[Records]

* * * * * * *

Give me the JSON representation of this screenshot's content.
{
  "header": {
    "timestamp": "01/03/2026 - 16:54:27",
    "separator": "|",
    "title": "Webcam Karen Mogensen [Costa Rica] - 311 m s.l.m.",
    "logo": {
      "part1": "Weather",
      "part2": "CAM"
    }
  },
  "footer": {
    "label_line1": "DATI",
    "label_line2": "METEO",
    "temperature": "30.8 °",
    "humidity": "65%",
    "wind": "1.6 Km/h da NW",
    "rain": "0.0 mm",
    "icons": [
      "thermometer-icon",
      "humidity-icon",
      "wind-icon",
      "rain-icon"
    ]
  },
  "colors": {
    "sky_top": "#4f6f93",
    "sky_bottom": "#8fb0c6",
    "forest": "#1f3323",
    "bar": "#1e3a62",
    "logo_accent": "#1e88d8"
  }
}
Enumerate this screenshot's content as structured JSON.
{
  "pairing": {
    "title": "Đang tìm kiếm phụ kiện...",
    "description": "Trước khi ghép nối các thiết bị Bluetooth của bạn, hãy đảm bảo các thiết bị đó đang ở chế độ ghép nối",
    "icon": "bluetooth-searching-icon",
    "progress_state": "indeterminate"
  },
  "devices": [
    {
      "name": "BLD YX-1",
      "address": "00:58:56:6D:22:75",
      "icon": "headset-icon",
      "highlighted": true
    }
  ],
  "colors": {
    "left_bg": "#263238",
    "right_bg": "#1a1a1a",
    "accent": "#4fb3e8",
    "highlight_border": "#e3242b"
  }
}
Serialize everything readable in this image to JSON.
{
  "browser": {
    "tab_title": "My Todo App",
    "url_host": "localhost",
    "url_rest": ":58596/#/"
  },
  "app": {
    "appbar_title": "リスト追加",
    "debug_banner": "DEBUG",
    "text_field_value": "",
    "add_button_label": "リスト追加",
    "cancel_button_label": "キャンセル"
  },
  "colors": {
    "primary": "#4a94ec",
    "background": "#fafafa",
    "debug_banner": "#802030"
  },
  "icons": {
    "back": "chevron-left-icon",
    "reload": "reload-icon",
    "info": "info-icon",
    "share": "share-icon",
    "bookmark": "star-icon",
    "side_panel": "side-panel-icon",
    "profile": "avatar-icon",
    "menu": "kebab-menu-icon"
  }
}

* * * * * * *

- INSTRUCTIONS FOR THE TASK: Restate every record exactly, leaving nothing out.

- FINAL RESULT:
Give me the JSON representation of this screenshot's content.
{
  "header": {
    "timestamp": "01/03/2026 - 16:54:27",
    "separator": "|",
    "title": "Webcam Karen Mogensen [Costa Rica] - 311 m s.l.m.",
    "logo": {
      "part1": "Weather",
      "part2": "CAM"
    }
  },
  "footer": {
    "label_line1": "DATI",
    "label_line2": "METEO",
    "temperature": "30.8 °",
    "humidity": "65%",
    "wind": "1.6 Km/h da NW",
    "rain": "0.0 mm",
    "icons": [
      "thermometer-icon",
      "humidity-icon",
      "wind-icon",
      "rain-icon"
    ]
  },
  "colors": {
    "sky_top": "#4f6f93",
    "sky_bottom": "#8fb0c6",
    "forest": "#1f3323",
    "bar": "#1e3a62",
    "logo_accent": "#1e88d8"
  }
}
Enumerate this screenshot's content as structured JSON.
{
  "pairing": {
    "title": "Đang tìm kiếm phụ kiện...",
    "description": "Trước khi ghép nối các thiết bị Bluetooth của bạn, hãy đảm bảo các thiết bị đó đang ở chế độ ghép nối",
    "icon": "bluetooth-searching-icon",
    "progress_state": "indeterminate"
  },
  "devices": [
    {
      "name": "BLD YX-1",
      "address": "00:58:56:6D:22:75",
      "icon": "headset-icon",
      "highlighted": true
    }
  ],
  "colors": {
    "left_bg": "#263238",
    "right_bg": "#1a1a1a",
    "accent": "#4fb3e8",
    "highlight_border": "#e3242b"
  }
}
Serialize everything readable in this image to JSON.
{
  "browser": {
    "tab_title": "My Todo App",
    "url_host": "localhost",
    "url_rest": ":58596/#/"
  },
  "app": {
    "appbar_title": "リスト追加",
    "debug_banner": "DEBUG",
    "text_field_value": "",
    "add_button_label": "リスト追加",
    "cancel_button_label": "キャンセル"
  },
  "colors": {
    "primary": "#4a94ec",
    "background": "#fafafa",
    "debug_banner": "#802030"
  },
  "icons": {
    "back": "chevron-left-icon",
    "reload": "reload-icon",
    "info": "info-icon",
    "share": "share-icon",
    "bookmark": "star-icon",
    "side_panel": "side-panel-icon",
    "profile": "avatar-icon",
    "menu": "kebab-menu-icon"
  }
}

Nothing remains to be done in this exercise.